* Begin The records *

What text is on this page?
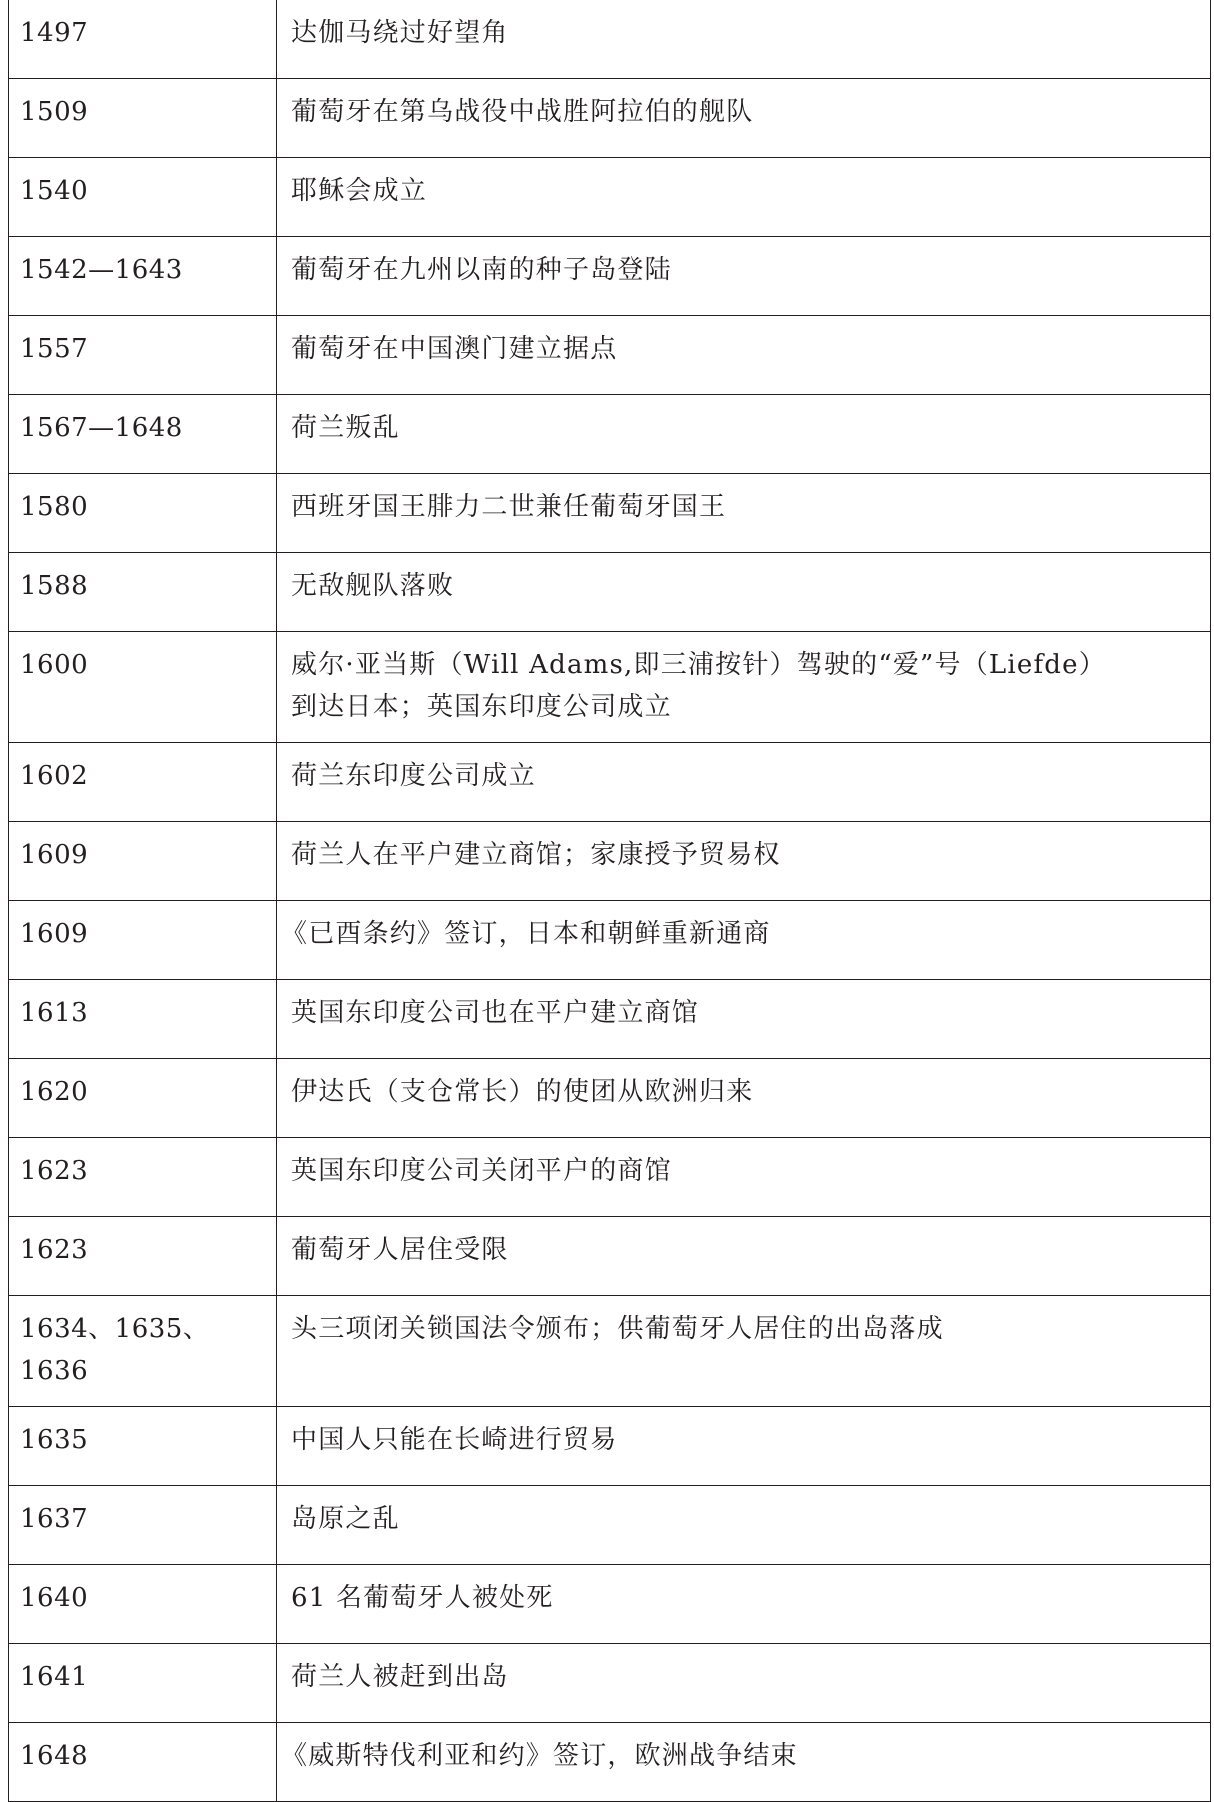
1497	达伽马绕过好望角

1509	葡萄牙在第乌战役中战胜阿拉伯的舰队

1540	耶稣会成立

1542—1643	葡萄牙在九州以南的种子岛登陆

1557	葡萄牙在中国澳门建立据点

1567—1648	荷兰叛乱

1580	西班牙国王腓力二世兼任葡萄牙国王

1588	无敌舰队落败

1600	威尔·亚当斯（Will Adams,即三浦按针）驾驶的“爱”号（Liefde）
到达日本；英国东印度公司成立

1602	荷兰东印度公司成立

1609	荷兰人在平户建立商馆；家康授予贸易权

1609	《已酉条约》签订，日本和朝鲜重新通商

1613	英国东印度公司也在平户建立商馆

1620	伊达氏（支仓常长）的使团从欧洲归来

1623	英国东印度公司关闭平户的商馆

1623	葡萄牙人居住受限

1634、1635、
1636	头三项闭关锁国法令颁布；供葡萄牙人居住的出岛落成

1635	中国人只能在长崎进行贸易

1637	岛原之乱

1640	61 名葡萄牙人被处死

1641	荷兰人被赶到出岛

1648	《威斯特伐利亚和约》签订，欧洲战争结束
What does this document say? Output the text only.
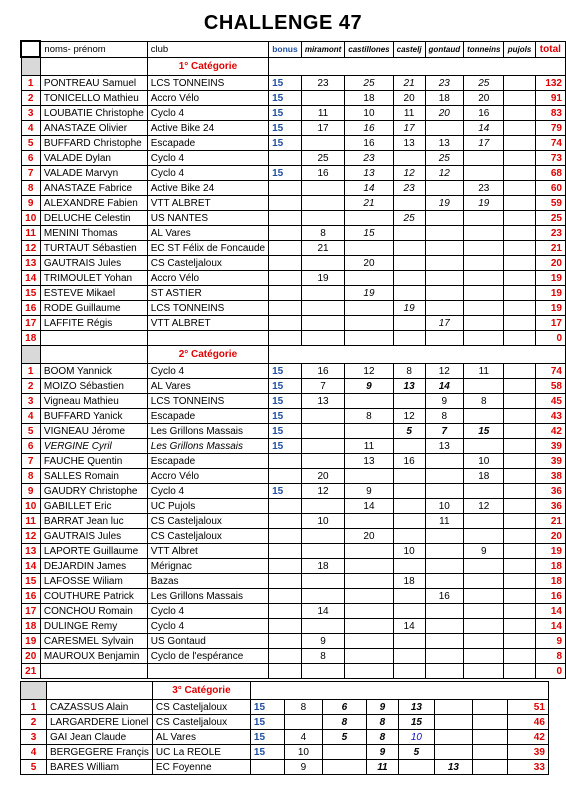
CHALLENGE 47
	noms- prénom	club	bonus	miramont	castillones	castelj	gontaud	tonneins	pujols	total
		1° Catégorie								
1	PONTREAU Samuel	LCS TONNEINS	15	23	25	21	23	25		132
2	TONICELLO Mathieu	Accro Vélo	15		18	20	18	20		91
3	LOUBATIE Christophe	Cyclo 4	15	11	10	11	20	16		83
4	ANASTAZE Olivier	Active Bike 24	15	17	16	17		14		79
5	BUFFARD Christophe	Escapade	15		16	13	13	17		74
6	VALADE Dylan	Cyclo 4		25	23		25			73
7	VALADE Marvyn	Cyclo 4	15	16	13	12	12			68
8	ANASTAZE Fabrice	Active Bike 24			14	23		23		60
9	ALEXANDRE Fabien	VTT ALBRET			21		19	19		59
10	DELUCHE Celestin	US NANTES				25				25
11	MENINI Thomas	AL Vares		8	15					23
12	TURTAUT Sébastien	EC ST Félix de Foncaude		21						21
13	GAUTRAIS Jules	CS Casteljaloux			20					20
14	TRIMOULET Yohan	Accro Vélo		19						19
15	ESTEVE Mikael	ST ASTIER			19					19
16	RODE Guillaume	LCS TONNEINS				19				19
17	LAFFITE Régis	VTT ALBRET					17			17
18										0
		2° Catégorie								
1	BOOM Yannick	Cyclo 4	15	16	12	8	12	11		74
2	MOIZO Sébastien	AL Vares	15	7	9	13	14			58
3	Vigneau Mathieu	LCS TONNEINS	15	13			9	8		45
4	BUFFARD Yanick	Escapade	15		8	12	8			43
5	VIGNEAU Jérome	Les Grillons Massais	15			5	7	15		42
6	VERGINE Cyril	Les Grillons Massais	15		11		13			39
7	FAUCHE Quentin	Escapade			13	16		10		39
8	SALLES Romain	Accro Vélo		20				18		38
9	GAUDRY Christophe	Cyclo 4	15	12	9					36
10	GABILLET Eric	UC Pujols			14		10	12		36
11	BARRAT Jean luc	CS Casteljaloux		10			11			21
12	GAUTRAIS Jules	CS Casteljaloux			20					20
13	LAPORTE Guillaume	VTT Albret				10		9		19
14	DEJARDIN James	Mérignac		18						18
15	LAFOSSE Wiliam	Bazas				18				18
16	COUTHURE Patrick	Les Grillons Massais					16			16
17	CONCHOU Romain	Cyclo 4		14						14
18	DULINGE Remy	Cyclo 4				14				14
19	CARESMEL Sylvain	US Gontaud		9						9
20	MAUROUX Benjamin	Cyclo de l'espérance		8						8
21										0
		3° Catégorie								
1	CAZASSUS Alain	CS Casteljaloux	15	8	6	9	13			51
2	LARGARDERE Lionel	CS Casteljaloux	15		8	8	15			46
3	GAI Jean Claude	AL Vares	15	4	5	8	10			42
4	BERGEGERE Françis	UC La REOLE	15	10		9	5			39
5	BARES William	EC Foyenne		9		11		13		33
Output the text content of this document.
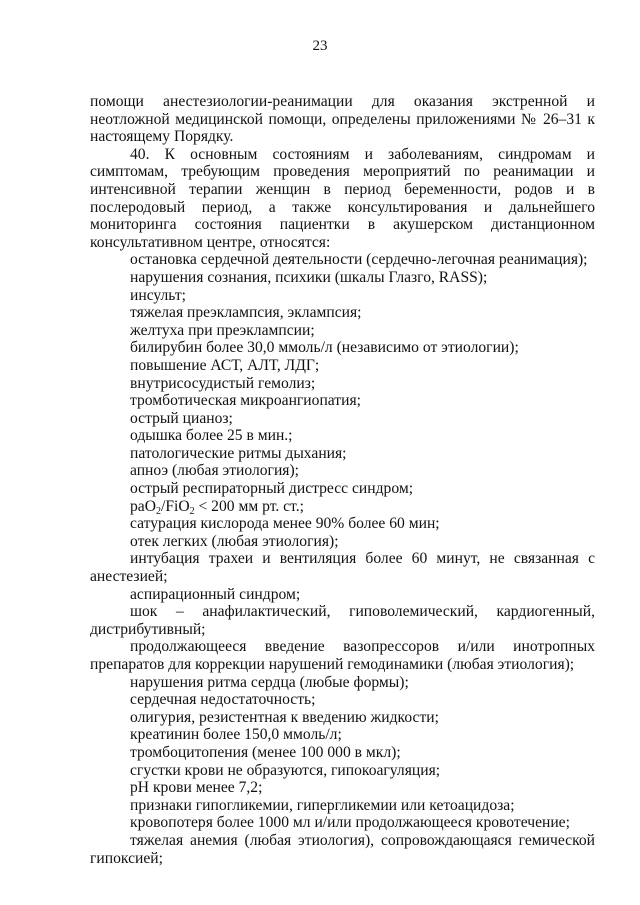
23

помощи анестезиологии-реанимации для оказания экстренной и неотложной медицинской помощи, определены приложениями № 26–31 к настоящему Порядку.

40. К основным состояниям и заболеваниям, синдромам и симптомам, требующим проведения мероприятий по реанимации и интенсивной терапии женщин в период беременности, родов и в послеродовый период, а также консультирования и дальнейшего мониторинга состояния пациентки в акушерском дистанционном консультативном центре, относятся:

остановка сердечной деятельности (сердечно-легочная реанимация);

нарушения сознания, психики (шкалы Глазго, RASS);

инсульт;

тяжелая преэклампсия, эклампсия;

желтуха при преэклампсии;

билирубин более 30,0 ммоль/л (независимо от этиологии);

повышение АСТ, АЛТ, ЛДГ;

внутрисосудистый гемолиз;

тромботическая микроангиопатия;

острый цианоз;

одышка более 25 в мин.;

патологические ритмы дыхания;

апноэ (любая этиология);

острый респираторный дистресс синдром;

раО$_2$/FiO$_2$ < 200 мм рт. ст.;

сатурация кислорода менее 90% более 60 мин;

отек легких (любая этиология);

интубация трахеи и вентиляция более 60 минут, не связанная с анестезией;

аспирационный синдром;

шок – анафилактический, гиповолемический, кардиогенный, дистрибутивный;

продолжающееся введение вазопрессоров и/или инотропных препаратов для коррекции нарушений гемодинамики (любая этиология);

нарушения ритма сердца (любые формы);

сердечная недостаточность;

олигурия, резистентная к введению жидкости;

креатинин более 150,0 ммоль/л;

тромбоцитопения (менее 100 000 в мкл);

сгустки крови не образуются, гипокоагуляция;

рН крови менее 7,2;

признаки гипогликемии, гипергликемии или кетоацидоза;

кровопотеря более 1000 мл и/или продолжающееся кровотечение;

тяжелая анемия (любая этиология), сопровождающаяся гемической гипоксией;
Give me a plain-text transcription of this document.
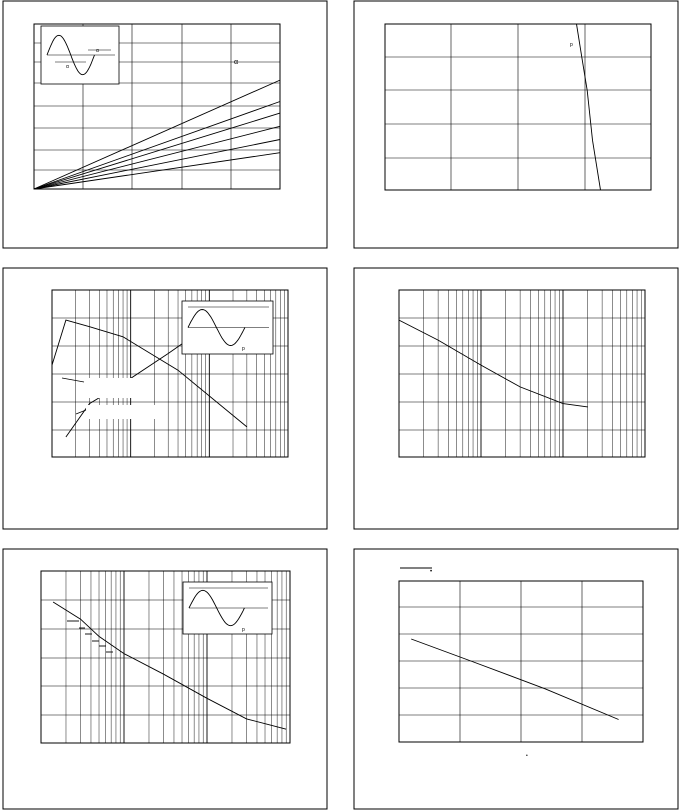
α
α
α
p
p
p
•
•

* End The records *

Repeat the data above exactly, but not the pictures.

* [Solution to the problem]:
What text is on this page?
1497	达伽马绕过好望角

1509	葡萄牙在第乌战役中战胜阿拉伯的舰队

1540	耶稣会成立

1542—1643	葡萄牙在九州以南的种子岛登陆

1557	葡萄牙在中国澳门建立据点

1567—1648	荷兰叛乱

1580	西班牙国王腓力二世兼任葡萄牙国王

1588	无敌舰队落败

1600	威尔·亚当斯（Will Adams,即三浦按针）驾驶的“爱”号（Liefde）
到达日本；英国东印度公司成立

1602	荷兰东印度公司成立

1609	荷兰人在平户建立商馆；家康授予贸易权

1609	《已酉条约》签订，日本和朝鲜重新通商

1613	英国东印度公司也在平户建立商馆

1620	伊达氏（支仓常长）的使团从欧洲归来

1623	英国东印度公司关闭平户的商馆

1623	葡萄牙人居住受限

1634、1635、
1636	头三项闭关锁国法令颁布；供葡萄牙人居住的出岛落成

1635	中国人只能在长崎进行贸易

1637	岛原之乱

1640	61 名葡萄牙人被处死

1641	荷兰人被赶到出岛

1648	《威斯特伐利亚和约》签订，欧洲战争结束
What does this document say? Output the text only.
CHALLENGE 47
	noms- prénom	club	bonus	miramont	castillones	castelj	gontaud	tonneins	pujols	total
		1° Catégorie								
1	PONTREAU Samuel	LCS TONNEINS	15	23	25	21	23	25		132
2	TONICELLO Mathieu	Accro Vélo	15		18	20	18	20		91
3	LOUBATIE Christophe	Cyclo 4	15	11	10	11	20	16		83
4	ANASTAZE Olivier	Active Bike 24	15	17	16	17		14		79
5	BUFFARD Christophe	Escapade	15		16	13	13	17		74
6	VALADE Dylan	Cyclo 4		25	23		25			73
7	VALADE Marvyn	Cyclo 4	15	16	13	12	12			68
8	ANASTAZE Fabrice	Active Bike 24			14	23		23		60
9	ALEXANDRE Fabien	VTT ALBRET			21		19	19		59
10	DELUCHE Celestin	US NANTES				25				25
11	MENINI Thomas	AL Vares		8	15					23
12	TURTAUT Sébastien	EC ST Félix de Foncaude		21						21
13	GAUTRAIS Jules	CS Casteljaloux			20					20
14	TRIMOULET Yohan	Accro Vélo		19						19
15	ESTEVE Mikael	ST ASTIER			19					19
16	RODE Guillaume	LCS TONNEINS				19				19
17	LAFFITE Régis	VTT ALBRET					17			17
18										0
		2° Catégorie								
1	BOOM Yannick	Cyclo 4	15	16	12	8	12	11		74
2	MOIZO Sébastien	AL Vares	15	7	9	13	14			58
3	Vigneau Mathieu	LCS TONNEINS	15	13			9	8		45
4	BUFFARD Yanick	Escapade	15		8	12	8			43
5	VIGNEAU Jérome	Les Grillons Massais	15			5	7	15		42
6	VERGINE Cyril	Les Grillons Massais	15		11		13			39
7	FAUCHE Quentin	Escapade			13	16		10		39
8	SALLES Romain	Accro Vélo		20				18		38
9	GAUDRY Christophe	Cyclo 4	15	12	9					36
10	GABILLET Eric	UC Pujols			14		10	12		36
11	BARRAT Jean luc	CS Casteljaloux		10			11			21
12	GAUTRAIS Jules	CS Casteljaloux			20					20
13	LAPORTE Guillaume	VTT Albret				10		9		19
14	DEJARDIN James	Mérignac		18						18
15	LAFOSSE Wiliam	Bazas				18				18
16	COUTHURE Patrick	Les Grillons Massais					16			16
17	CONCHOU Romain	Cyclo 4		14						14
18	DULINGE Remy	Cyclo 4				14				14
19	CARESMEL Sylvain	US Gontaud		9						9
20	MAUROUX Benjamin	Cyclo de l'espérance		8						8
21										0
		3° Catégorie								
1	CAZASSUS Alain	CS Casteljaloux	15	8	6	9	13			51
2	LARGARDERE Lionel	CS Casteljaloux	15		8	8	15			46
3	GAI Jean Claude	AL Vares	15	4	5	8	10			42
4	BERGEGERE Françis	UC La REOLE	15	10		9	5			39
5	BARES William	EC Foyenne		9		11		13		33
Output the text content of this document.
23

помощи анестезиологии-реанимации для оказания экстренной и неотложной медицинской помощи, определены приложениями № 26–31 к настоящему Порядку.

40. К основным состояниям и заболеваниям, синдромам и симптомам, требующим проведения мероприятий по реанимации и интенсивной терапии женщин в период беременности, родов и в послеродовый период, а также консультирования и дальнейшего мониторинга состояния пациентки в акушерском дистанционном консультативном центре, относятся:

остановка сердечной деятельности (сердечно-легочная реанимация);

нарушения сознания, психики (шкалы Глазго, RASS);

инсульт;

тяжелая преэклампсия, эклампсия;

желтуха при преэклампсии;

билирубин более 30,0 ммоль/л (независимо от этиологии);

повышение АСТ, АЛТ, ЛДГ;

внутрисосудистый гемолиз;

тромботическая микроангиопатия;

острый цианоз;

одышка более 25 в мин.;

патологические ритмы дыхания;

апноэ (любая этиология);

острый респираторный дистресс синдром;

раО$_2$/FiO$_2$ < 200 мм рт. ст.;

сатурация кислорода менее 90% более 60 мин;

отек легких (любая этиология);

интубация трахеи и вентиляция более 60 минут, не связанная с анестезией;

аспирационный синдром;

шок – анафилактический, гиповолемический, кардиогенный, дистрибутивный;

продолжающееся введение вазопрессоров и/или инотропных препаратов для коррекции нарушений гемодинамики (любая этиология);

нарушения ритма сердца (любые формы);

сердечная недостаточность;

олигурия, резистентная к введению жидкости;

креатинин более 150,0 ммоль/л;

тромбоцитопения (менее 100 000 в мкл);

сгустки крови не образуются, гипокоагуляция;

рН крови менее 7,2;

признаки гипогликемии, гипергликемии или кетоацидоза;

кровопотеря более 1000 мл и/или продолжающееся кровотечение;

тяжелая анемия (любая этиология), сопровождающаяся гемической гипоксией;
Give me a plain-text transcription of this document.
α
α
α
p
p
p
•
•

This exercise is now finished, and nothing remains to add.